Every line containing the word "Sciences" needs to be found and copied.

[Start Dataset excerpts]

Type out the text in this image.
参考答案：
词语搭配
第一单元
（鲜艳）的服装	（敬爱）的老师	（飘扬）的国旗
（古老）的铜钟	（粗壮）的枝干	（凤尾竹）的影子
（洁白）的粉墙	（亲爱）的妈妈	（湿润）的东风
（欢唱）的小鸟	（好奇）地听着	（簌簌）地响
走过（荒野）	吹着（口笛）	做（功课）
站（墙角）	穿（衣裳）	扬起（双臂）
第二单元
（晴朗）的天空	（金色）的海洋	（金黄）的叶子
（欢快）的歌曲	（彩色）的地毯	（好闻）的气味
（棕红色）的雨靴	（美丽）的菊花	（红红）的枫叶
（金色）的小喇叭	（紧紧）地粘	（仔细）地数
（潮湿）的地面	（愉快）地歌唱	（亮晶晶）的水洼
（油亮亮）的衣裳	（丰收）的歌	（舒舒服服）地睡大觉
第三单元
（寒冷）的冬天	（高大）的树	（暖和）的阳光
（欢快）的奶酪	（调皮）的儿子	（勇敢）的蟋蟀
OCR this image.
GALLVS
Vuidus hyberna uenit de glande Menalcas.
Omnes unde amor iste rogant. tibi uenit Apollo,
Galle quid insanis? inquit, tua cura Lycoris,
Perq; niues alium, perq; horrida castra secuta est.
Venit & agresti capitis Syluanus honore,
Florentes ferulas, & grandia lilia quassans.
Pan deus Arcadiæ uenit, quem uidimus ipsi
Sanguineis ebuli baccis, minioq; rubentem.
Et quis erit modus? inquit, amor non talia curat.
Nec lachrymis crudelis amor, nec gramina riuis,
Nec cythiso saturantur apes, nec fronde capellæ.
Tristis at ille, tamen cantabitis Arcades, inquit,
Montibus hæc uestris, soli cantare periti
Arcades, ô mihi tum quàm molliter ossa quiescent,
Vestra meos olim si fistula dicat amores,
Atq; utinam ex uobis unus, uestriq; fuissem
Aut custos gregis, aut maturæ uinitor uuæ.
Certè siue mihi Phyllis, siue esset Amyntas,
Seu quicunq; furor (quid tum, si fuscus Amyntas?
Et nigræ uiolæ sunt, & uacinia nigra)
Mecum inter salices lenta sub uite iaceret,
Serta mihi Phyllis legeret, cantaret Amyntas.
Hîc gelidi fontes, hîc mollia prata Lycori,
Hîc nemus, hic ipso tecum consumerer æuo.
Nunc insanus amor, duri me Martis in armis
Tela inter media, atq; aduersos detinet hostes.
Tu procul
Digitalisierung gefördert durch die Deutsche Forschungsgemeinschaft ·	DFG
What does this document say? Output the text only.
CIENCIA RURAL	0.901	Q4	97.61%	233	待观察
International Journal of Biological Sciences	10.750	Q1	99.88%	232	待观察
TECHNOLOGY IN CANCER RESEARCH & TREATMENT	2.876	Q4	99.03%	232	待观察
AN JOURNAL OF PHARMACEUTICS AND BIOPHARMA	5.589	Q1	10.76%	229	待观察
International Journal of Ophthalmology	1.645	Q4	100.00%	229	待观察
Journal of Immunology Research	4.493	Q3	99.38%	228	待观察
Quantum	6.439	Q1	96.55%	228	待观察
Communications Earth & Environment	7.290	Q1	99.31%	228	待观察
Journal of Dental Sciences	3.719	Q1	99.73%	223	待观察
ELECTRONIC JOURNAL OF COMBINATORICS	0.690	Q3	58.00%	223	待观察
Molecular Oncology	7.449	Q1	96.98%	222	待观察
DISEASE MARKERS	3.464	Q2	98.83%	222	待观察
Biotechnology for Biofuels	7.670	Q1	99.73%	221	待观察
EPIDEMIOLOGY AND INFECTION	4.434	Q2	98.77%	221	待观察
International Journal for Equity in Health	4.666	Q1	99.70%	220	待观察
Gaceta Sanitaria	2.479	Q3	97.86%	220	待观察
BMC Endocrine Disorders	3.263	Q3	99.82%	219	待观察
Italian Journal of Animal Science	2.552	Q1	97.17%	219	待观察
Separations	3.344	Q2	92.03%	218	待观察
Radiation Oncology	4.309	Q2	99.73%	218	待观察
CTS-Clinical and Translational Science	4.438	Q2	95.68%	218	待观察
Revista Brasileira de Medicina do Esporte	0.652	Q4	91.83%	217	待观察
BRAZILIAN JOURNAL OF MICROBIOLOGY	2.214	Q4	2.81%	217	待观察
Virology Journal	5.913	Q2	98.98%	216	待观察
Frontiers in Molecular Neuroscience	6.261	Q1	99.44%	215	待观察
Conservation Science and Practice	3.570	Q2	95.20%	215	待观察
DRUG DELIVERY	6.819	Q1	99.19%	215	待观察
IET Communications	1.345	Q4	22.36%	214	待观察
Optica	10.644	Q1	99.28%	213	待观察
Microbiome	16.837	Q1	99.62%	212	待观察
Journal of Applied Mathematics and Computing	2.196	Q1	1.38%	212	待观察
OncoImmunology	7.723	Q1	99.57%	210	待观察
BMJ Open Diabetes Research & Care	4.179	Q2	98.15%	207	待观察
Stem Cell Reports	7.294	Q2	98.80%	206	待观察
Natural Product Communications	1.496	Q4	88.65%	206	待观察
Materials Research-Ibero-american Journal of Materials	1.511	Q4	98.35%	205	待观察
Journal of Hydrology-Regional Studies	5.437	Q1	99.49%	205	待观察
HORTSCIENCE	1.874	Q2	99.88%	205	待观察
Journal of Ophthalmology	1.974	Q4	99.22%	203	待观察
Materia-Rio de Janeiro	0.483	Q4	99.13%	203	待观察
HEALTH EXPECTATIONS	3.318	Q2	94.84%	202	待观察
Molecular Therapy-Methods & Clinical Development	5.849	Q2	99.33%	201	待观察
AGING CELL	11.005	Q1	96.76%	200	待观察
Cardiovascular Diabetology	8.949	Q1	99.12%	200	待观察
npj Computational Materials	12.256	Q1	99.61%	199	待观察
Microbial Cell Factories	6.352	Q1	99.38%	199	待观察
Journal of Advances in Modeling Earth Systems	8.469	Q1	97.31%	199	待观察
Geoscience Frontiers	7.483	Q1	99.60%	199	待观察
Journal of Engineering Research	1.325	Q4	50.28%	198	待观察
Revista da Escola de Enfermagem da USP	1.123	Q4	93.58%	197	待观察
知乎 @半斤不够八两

[End Dataset excerpts]

## Answer to the exercise
International Journal of Biological Sciences	10.750	Q1	99.88%	232	待观察
Journal of Dental Sciences	3.719	Q1	99.73%	223	待观察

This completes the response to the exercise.